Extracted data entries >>
------------------------

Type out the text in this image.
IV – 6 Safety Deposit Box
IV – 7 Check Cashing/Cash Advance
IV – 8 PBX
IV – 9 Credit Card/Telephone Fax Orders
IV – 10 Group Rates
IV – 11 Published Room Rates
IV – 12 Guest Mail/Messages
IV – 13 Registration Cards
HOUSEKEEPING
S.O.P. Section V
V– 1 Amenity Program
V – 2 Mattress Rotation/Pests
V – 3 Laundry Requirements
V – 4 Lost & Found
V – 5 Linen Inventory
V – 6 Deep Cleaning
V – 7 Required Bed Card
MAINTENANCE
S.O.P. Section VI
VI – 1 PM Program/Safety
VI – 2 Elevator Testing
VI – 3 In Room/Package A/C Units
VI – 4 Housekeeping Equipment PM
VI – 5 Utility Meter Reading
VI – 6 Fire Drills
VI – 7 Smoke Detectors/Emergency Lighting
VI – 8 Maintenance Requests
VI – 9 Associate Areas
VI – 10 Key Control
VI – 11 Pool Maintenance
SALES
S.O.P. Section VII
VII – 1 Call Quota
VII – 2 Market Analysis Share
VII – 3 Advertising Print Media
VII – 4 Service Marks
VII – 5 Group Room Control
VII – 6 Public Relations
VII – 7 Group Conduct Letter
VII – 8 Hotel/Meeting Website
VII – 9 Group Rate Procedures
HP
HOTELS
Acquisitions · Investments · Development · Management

------------------------

Return all of the data precisely as it appears.

Solution for this problem >>
Type out the text in this image.
IV – 6 Safety Deposit Box
IV – 7 Check Cashing/Cash Advance
IV – 8 PBX
IV – 9 Credit Card/Telephone Fax Orders
IV – 10 Group Rates
IV – 11 Published Room Rates
IV – 12 Guest Mail/Messages
IV – 13 Registration Cards
HOUSEKEEPING
S.O.P. Section V
V– 1 Amenity Program
V – 2 Mattress Rotation/Pests
V – 3 Laundry Requirements
V – 4 Lost & Found
V – 5 Linen Inventory
V – 6 Deep Cleaning
V – 7 Required Bed Card
MAINTENANCE
S.O.P. Section VI
VI – 1 PM Program/Safety
VI – 2 Elevator Testing
VI – 3 In Room/Package A/C Units
VI – 4 Housekeeping Equipment PM
VI – 5 Utility Meter Reading
VI – 6 Fire Drills
VI – 7 Smoke Detectors/Emergency Lighting
VI – 8 Maintenance Requests
VI – 9 Associate Areas
VI – 10 Key Control
VI – 11 Pool Maintenance
SALES
S.O.P. Section VII
VII – 1 Call Quota
VII – 2 Market Analysis Share
VII – 3 Advertising Print Media
VII – 4 Service Marks
VII – 5 Group Room Control
VII – 6 Public Relations
VII – 7 Group Conduct Letter
VII – 8 Hotel/Meeting Website
VII – 9 Group Rate Procedures
HP
HOTELS
Acquisitions · Investments · Development · Management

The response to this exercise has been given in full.